Given request: The records below must be output exactly, without pictures.

Dataset excerpts:

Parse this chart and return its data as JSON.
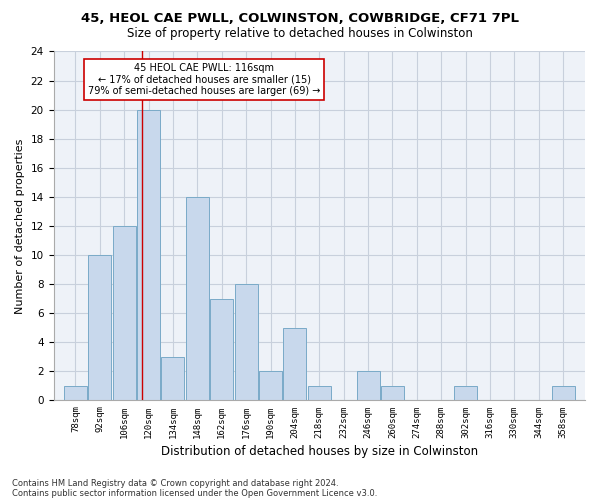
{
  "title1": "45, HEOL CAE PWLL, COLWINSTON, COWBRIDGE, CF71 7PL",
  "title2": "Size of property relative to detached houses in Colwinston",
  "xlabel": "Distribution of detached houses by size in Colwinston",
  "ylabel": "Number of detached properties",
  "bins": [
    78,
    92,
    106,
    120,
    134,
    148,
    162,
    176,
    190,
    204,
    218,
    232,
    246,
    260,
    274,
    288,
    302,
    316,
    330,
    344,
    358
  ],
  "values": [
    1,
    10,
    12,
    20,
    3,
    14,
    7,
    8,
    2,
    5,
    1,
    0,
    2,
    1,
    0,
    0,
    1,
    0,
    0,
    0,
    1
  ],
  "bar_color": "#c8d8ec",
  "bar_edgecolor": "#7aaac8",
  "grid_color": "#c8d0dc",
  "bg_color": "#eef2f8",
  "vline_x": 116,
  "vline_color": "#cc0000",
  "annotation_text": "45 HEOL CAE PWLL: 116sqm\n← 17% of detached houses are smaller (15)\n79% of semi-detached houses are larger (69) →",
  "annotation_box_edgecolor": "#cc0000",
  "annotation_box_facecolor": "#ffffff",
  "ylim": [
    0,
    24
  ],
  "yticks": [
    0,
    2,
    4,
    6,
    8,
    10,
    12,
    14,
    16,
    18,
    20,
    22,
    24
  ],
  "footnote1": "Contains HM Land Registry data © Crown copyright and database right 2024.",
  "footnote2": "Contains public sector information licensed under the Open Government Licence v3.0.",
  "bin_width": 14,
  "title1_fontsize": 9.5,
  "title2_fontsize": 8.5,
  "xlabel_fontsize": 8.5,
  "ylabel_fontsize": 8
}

Result of this exercise:
Parse this chart and return its data as JSON.
{
  "title1": "45, HEOL CAE PWLL, COLWINSTON, COWBRIDGE, CF71 7PL",
  "title2": "Size of property relative to detached houses in Colwinston",
  "xlabel": "Distribution of detached houses by size in Colwinston",
  "ylabel": "Number of detached properties",
  "bins": [
    78,
    92,
    106,
    120,
    134,
    148,
    162,
    176,
    190,
    204,
    218,
    232,
    246,
    260,
    274,
    288,
    302,
    316,
    330,
    344,
    358
  ],
  "values": [
    1,
    10,
    12,
    20,
    3,
    14,
    7,
    8,
    2,
    5,
    1,
    0,
    2,
    1,
    0,
    0,
    1,
    0,
    0,
    0,
    1
  ],
  "bar_color": "#c8d8ec",
  "bar_edgecolor": "#7aaac8",
  "grid_color": "#c8d0dc",
  "bg_color": "#eef2f8",
  "vline_x": 116,
  "vline_color": "#cc0000",
  "annotation_text": "45 HEOL CAE PWLL: 116sqm\n← 17% of detached houses are smaller (15)\n79% of semi-detached houses are larger (69) →",
  "annotation_box_edgecolor": "#cc0000",
  "annotation_box_facecolor": "#ffffff",
  "ylim": [
    0,
    24
  ],
  "yticks": [
    0,
    2,
    4,
    6,
    8,
    10,
    12,
    14,
    16,
    18,
    20,
    22,
    24
  ],
  "footnote1": "Contains HM Land Registry data © Crown copyright and database right 2024.",
  "footnote2": "Contains public sector information licensed under the Open Government Licence v3.0.",
  "bin_width": 14,
  "title1_fontsize": 9.5,
  "title2_fontsize": 8.5,
  "xlabel_fontsize": 8.5,
  "ylabel_fontsize": 8
}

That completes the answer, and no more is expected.